__Request__
Without including any images, repeat the data exactly.

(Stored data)

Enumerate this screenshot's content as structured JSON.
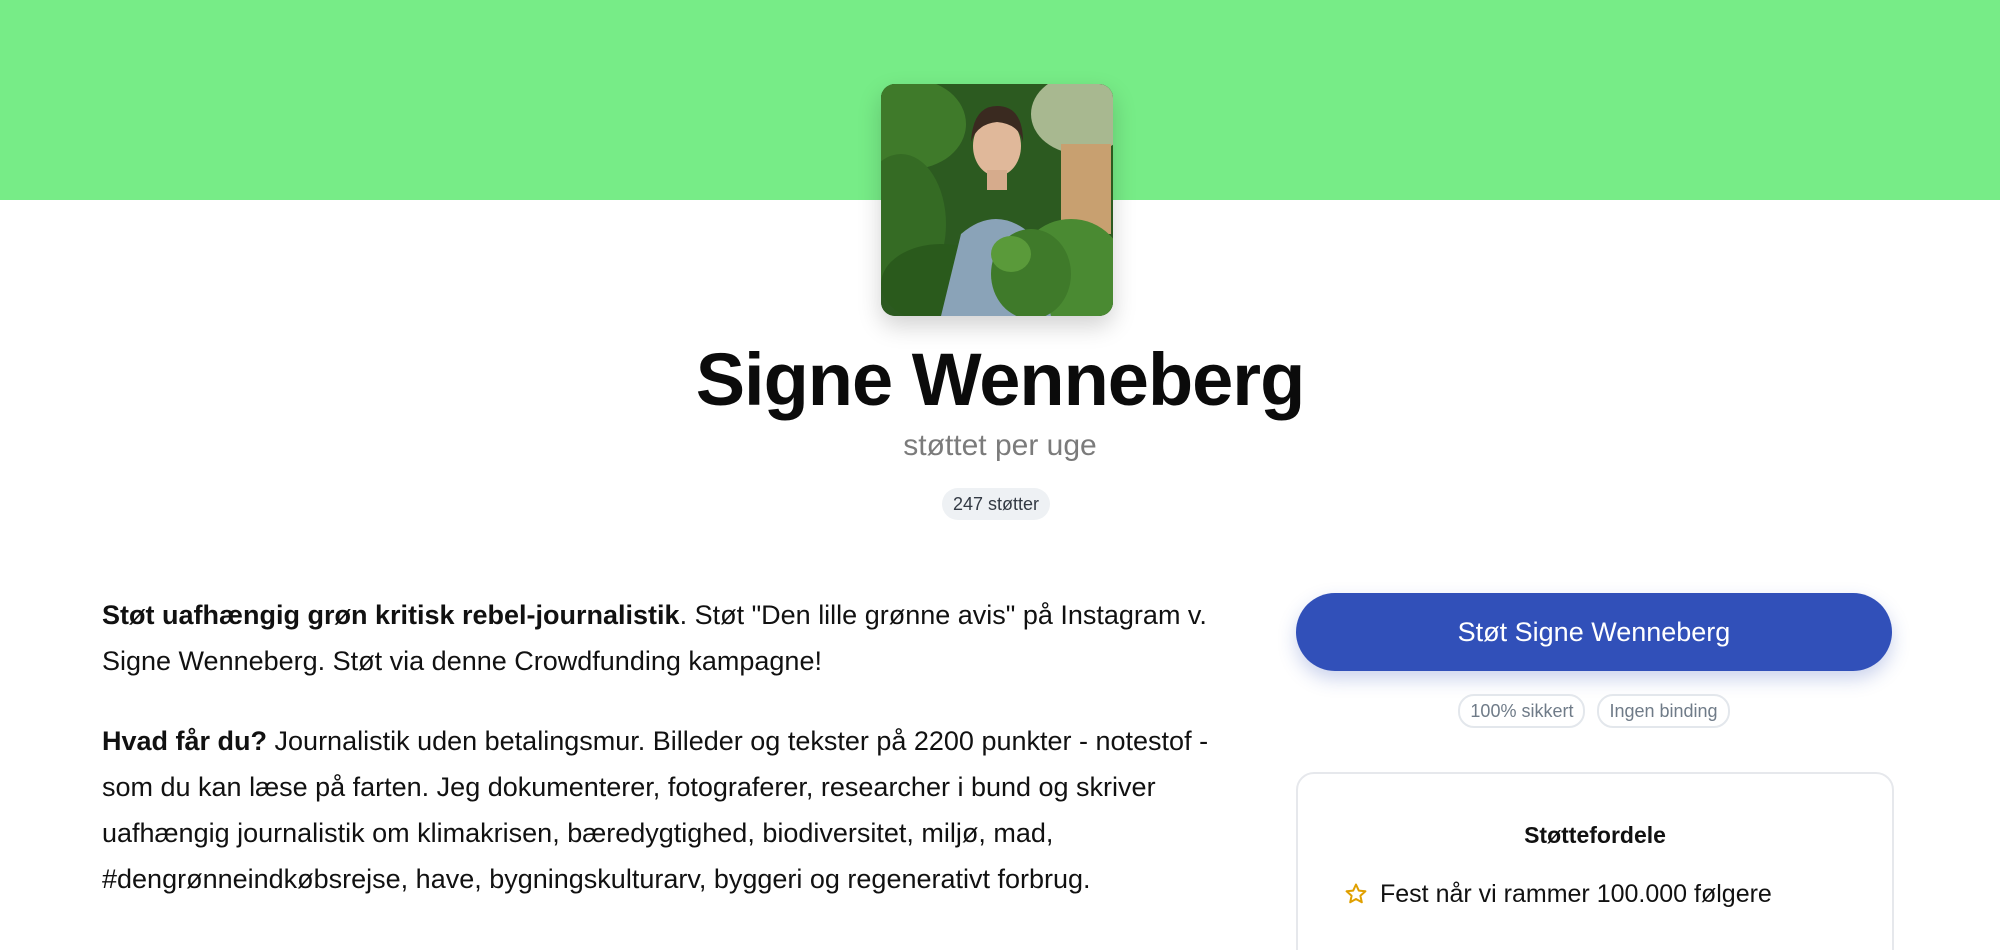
{
  "profile": {
    "name": "Signe Wenneberg",
    "subtitle": "støttet per uge",
    "supporters": "247 støtter",
    "avatar_icon": "profile-photo"
  },
  "description": {
    "p1_bold": "Støt uafhængig grøn kritisk rebel-journalistik",
    "p1_rest": ". Støt \"Den lille grønne avis\" på Instagram v. Signe Wenneberg. Støt via denne Crowdfunding kampagne!",
    "p2_bold": "Hvad får du?",
    "p2_rest": " Journalistik uden betalingsmur. Billeder og tekster på 2200 punkter - notestof - som du kan læse på farten. Jeg dokumenterer, fotograferer, researcher i bund og skriver uafhængig journalistik om klimakrisen, bæredygtighed, biodiversitet, miljø, mad, #dengrønneindkøbsrejse, have, bygningskulturarv, byggeri og regenerativt forbrug."
  },
  "support": {
    "button_label": "Støt Signe Wenneberg",
    "badges": [
      "100% sikkert",
      "Ingen binding"
    ]
  },
  "perks": {
    "title": "Støttefordele",
    "items": [
      {
        "icon": "star-icon",
        "label": "Fest når vi rammer 100.000 følgere"
      }
    ]
  },
  "colors": {
    "cover": "#77ec87",
    "button": "#3150b9",
    "star": "#e0a000"
  }
}
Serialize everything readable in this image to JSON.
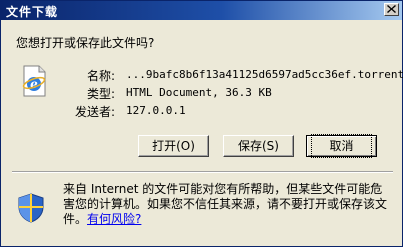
{
  "window": {
    "title": "文件下载"
  },
  "dialog": {
    "question": "您想打开或保存此文件吗?",
    "fields": [
      {
        "label": "名称:",
        "value": "...9bafc8b6f13a41125d6597ad5cc36ef.torrent"
      },
      {
        "label": "类型:",
        "value": "HTML Document, 36.3 KB"
      },
      {
        "label": "发送者:",
        "value": "127.0.0.1"
      }
    ],
    "buttons": {
      "open": "打开(O)",
      "save": "保存(S)",
      "cancel": "取消"
    },
    "warning": {
      "text": "来自 Internet 的文件可能对您有所帮助，但某些文件可能危害您的计算机。如果您不信任其来源，请不要打开或保存该文件。",
      "link": "有何风险?"
    }
  },
  "icons": {
    "file": "ie-document-icon",
    "warning": "security-shield-icon",
    "close": "close-icon"
  },
  "colors": {
    "title_bar": "#0a246a",
    "face": "#ece9d8",
    "link": "#0000ee"
  }
}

__Reply to the exercise__
Enumerate this screenshot's content as structured JSON.
{
  "profile": {
    "name": "Signe Wenneberg",
    "subtitle": "støttet per uge",
    "supporters": "247 støtter",
    "avatar_icon": "profile-photo"
  },
  "description": {
    "p1_bold": "Støt uafhængig grøn kritisk rebel-journalistik",
    "p1_rest": ". Støt \"Den lille grønne avis\" på Instagram v. Signe Wenneberg. Støt via denne Crowdfunding kampagne!",
    "p2_bold": "Hvad får du?",
    "p2_rest": " Journalistik uden betalingsmur. Billeder og tekster på 2200 punkter - notestof - som du kan læse på farten. Jeg dokumenterer, fotograferer, researcher i bund og skriver uafhængig journalistik om klimakrisen, bæredygtighed, biodiversitet, miljø, mad, #dengrønneindkøbsrejse, have, bygningskulturarv, byggeri og regenerativt forbrug."
  },
  "support": {
    "button_label": "Støt Signe Wenneberg",
    "badges": [
      "100% sikkert",
      "Ingen binding"
    ]
  },
  "perks": {
    "title": "Støttefordele",
    "items": [
      {
        "icon": "star-icon",
        "label": "Fest når vi rammer 100.000 følgere"
      }
    ]
  },
  "colors": {
    "cover": "#77ec87",
    "button": "#3150b9",
    "star": "#e0a000"
  }
}
Serialize everything readable in this image to JSON.
{
  "window": {
    "title": "文件下载"
  },
  "dialog": {
    "question": "您想打开或保存此文件吗?",
    "fields": [
      {
        "label": "名称:",
        "value": "...9bafc8b6f13a41125d6597ad5cc36ef.torrent"
      },
      {
        "label": "类型:",
        "value": "HTML Document, 36.3 KB"
      },
      {
        "label": "发送者:",
        "value": "127.0.0.1"
      }
    ],
    "buttons": {
      "open": "打开(O)",
      "save": "保存(S)",
      "cancel": "取消"
    },
    "warning": {
      "text": "来自 Internet 的文件可能对您有所帮助，但某些文件可能危害您的计算机。如果您不信任其来源，请不要打开或保存该文件。",
      "link": "有何风险?"
    }
  },
  "icons": {
    "file": "ie-document-icon",
    "warning": "security-shield-icon",
    "close": "close-icon"
  },
  "colors": {
    "title_bar": "#0a246a",
    "face": "#ece9d8",
    "link": "#0000ee"
  }
}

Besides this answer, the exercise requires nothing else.